[Entries from a dataset]
==========
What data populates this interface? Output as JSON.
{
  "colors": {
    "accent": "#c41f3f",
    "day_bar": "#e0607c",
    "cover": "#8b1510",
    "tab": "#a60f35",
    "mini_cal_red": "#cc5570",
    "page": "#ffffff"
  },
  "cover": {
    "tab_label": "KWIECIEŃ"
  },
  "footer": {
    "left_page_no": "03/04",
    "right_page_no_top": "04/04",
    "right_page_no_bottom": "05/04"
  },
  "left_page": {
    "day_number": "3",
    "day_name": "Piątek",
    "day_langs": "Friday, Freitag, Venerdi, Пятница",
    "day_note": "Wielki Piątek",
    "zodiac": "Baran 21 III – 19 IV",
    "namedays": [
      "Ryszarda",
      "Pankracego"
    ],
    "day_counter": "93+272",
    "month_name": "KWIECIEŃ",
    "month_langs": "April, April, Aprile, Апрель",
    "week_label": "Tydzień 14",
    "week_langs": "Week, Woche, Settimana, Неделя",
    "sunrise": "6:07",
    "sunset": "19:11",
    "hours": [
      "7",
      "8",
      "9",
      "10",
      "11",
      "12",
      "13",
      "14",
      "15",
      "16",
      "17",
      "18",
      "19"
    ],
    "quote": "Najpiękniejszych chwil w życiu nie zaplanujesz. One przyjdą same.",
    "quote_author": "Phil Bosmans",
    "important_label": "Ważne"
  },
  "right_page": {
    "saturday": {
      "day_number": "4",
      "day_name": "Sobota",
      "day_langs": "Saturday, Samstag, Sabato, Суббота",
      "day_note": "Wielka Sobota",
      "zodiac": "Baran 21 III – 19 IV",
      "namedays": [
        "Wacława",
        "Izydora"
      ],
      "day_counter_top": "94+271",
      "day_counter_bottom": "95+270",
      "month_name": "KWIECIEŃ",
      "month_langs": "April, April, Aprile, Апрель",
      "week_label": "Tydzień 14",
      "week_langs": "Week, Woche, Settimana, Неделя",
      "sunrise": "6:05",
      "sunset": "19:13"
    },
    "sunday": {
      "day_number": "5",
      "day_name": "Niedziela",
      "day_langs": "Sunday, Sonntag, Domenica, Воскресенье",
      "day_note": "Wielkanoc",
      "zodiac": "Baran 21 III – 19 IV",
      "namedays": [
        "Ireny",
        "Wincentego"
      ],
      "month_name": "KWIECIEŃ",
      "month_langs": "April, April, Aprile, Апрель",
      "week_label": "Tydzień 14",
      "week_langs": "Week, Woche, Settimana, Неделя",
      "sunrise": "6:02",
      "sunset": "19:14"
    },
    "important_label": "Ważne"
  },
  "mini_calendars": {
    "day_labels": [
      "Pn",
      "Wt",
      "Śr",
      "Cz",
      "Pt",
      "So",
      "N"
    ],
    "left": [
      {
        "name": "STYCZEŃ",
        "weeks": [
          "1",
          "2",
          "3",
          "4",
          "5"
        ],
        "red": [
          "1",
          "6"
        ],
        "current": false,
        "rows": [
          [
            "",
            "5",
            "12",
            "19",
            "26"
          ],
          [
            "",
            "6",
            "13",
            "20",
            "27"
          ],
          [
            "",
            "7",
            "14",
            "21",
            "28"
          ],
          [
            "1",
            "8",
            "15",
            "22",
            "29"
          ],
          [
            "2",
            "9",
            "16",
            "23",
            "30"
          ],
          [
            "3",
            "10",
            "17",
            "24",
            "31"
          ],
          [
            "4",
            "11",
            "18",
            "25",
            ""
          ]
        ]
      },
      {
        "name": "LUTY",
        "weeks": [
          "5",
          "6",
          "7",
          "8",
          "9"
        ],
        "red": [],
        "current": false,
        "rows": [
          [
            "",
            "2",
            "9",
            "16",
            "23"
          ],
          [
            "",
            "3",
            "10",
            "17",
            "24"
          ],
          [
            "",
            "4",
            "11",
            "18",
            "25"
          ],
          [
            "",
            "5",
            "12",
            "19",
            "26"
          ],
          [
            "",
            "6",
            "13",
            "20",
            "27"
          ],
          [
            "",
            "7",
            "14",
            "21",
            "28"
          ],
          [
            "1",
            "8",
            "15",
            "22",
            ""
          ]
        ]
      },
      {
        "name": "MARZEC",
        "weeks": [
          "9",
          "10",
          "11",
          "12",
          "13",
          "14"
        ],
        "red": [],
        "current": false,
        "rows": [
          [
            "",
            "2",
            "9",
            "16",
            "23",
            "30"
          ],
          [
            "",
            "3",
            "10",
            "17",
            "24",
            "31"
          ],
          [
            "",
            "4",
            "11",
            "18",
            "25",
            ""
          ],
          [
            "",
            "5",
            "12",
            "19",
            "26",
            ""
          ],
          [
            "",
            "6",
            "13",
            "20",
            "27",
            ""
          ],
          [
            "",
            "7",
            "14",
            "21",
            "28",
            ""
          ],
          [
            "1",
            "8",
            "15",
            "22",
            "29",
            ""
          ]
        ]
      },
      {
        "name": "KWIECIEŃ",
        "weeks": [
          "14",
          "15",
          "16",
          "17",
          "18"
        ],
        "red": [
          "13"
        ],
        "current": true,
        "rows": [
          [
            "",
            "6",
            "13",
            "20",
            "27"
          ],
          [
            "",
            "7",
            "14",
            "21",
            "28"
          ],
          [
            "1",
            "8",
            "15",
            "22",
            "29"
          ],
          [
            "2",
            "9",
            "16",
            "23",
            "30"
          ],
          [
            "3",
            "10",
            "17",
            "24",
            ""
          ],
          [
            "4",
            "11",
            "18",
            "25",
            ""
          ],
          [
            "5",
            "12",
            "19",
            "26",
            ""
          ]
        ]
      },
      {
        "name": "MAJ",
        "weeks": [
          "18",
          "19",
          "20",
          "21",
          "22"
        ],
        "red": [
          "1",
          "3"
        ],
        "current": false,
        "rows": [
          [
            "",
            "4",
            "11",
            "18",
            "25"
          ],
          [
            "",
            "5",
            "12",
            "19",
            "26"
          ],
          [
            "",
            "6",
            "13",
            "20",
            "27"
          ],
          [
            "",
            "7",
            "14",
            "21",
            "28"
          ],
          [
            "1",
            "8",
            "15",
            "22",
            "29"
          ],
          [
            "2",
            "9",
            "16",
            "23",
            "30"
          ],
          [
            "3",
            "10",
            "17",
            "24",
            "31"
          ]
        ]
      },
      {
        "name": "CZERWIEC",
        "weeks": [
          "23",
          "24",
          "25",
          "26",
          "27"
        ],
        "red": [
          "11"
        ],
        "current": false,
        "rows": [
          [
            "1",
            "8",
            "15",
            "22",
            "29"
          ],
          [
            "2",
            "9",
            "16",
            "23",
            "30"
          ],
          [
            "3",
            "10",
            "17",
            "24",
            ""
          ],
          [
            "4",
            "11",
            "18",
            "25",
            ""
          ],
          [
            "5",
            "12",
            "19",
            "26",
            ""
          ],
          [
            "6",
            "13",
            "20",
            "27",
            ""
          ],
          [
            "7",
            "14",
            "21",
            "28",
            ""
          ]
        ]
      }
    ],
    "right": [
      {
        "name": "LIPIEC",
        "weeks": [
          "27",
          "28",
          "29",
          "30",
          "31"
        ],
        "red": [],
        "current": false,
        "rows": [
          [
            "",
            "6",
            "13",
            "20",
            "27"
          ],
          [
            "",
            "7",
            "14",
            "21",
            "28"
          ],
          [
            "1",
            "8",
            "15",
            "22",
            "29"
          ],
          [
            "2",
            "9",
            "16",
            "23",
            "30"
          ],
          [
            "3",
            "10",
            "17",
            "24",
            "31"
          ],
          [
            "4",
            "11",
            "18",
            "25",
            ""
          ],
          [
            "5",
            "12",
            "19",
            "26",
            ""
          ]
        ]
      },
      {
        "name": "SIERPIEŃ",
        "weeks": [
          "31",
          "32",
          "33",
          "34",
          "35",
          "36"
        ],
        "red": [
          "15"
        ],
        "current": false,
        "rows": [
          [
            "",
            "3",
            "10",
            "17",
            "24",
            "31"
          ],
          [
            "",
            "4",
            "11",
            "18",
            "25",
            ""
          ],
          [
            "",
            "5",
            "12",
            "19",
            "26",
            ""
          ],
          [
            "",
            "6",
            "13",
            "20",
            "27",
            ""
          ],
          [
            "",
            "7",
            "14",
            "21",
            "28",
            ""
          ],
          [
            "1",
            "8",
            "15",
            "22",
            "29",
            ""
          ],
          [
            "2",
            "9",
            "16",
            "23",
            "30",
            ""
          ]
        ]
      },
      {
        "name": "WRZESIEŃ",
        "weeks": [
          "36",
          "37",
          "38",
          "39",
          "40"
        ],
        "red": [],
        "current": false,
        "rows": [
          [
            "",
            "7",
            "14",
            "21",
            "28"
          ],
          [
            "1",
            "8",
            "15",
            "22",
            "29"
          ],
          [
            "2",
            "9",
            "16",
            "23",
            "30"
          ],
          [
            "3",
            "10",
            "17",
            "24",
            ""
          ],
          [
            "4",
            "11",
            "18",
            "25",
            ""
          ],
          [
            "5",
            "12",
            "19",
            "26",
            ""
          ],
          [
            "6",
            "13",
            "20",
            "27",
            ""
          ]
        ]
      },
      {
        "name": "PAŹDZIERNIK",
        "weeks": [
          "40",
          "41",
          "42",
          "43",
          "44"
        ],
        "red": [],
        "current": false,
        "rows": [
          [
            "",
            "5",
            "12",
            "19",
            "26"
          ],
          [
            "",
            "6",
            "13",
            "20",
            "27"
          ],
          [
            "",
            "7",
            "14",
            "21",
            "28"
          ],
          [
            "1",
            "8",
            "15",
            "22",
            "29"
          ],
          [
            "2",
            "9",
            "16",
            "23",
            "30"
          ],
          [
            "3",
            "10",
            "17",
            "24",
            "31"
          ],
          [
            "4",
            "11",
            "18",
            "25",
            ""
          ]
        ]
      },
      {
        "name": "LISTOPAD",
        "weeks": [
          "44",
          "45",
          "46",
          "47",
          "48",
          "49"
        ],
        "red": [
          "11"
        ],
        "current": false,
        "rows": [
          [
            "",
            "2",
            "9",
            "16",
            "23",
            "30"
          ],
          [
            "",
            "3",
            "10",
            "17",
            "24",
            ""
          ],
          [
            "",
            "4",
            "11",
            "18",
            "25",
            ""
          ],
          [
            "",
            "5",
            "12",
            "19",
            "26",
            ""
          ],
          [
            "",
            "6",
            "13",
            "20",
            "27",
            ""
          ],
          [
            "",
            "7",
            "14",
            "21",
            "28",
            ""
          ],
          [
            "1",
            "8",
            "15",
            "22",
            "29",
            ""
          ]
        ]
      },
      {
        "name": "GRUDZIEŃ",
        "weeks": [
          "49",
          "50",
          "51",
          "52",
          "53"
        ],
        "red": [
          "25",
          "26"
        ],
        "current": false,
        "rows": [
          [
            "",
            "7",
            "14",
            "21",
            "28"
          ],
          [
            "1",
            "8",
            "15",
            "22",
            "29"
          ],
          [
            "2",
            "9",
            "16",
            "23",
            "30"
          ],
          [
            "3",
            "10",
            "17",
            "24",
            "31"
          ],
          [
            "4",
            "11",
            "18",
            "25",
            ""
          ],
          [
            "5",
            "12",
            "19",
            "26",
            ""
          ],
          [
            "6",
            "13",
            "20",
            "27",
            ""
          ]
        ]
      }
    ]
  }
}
==========
WRITTEN INSTRUCTION: Find every line in the listing that holds the string "sunset", then say how many there are as a bare number.

COMPLETED EXERCISE: 3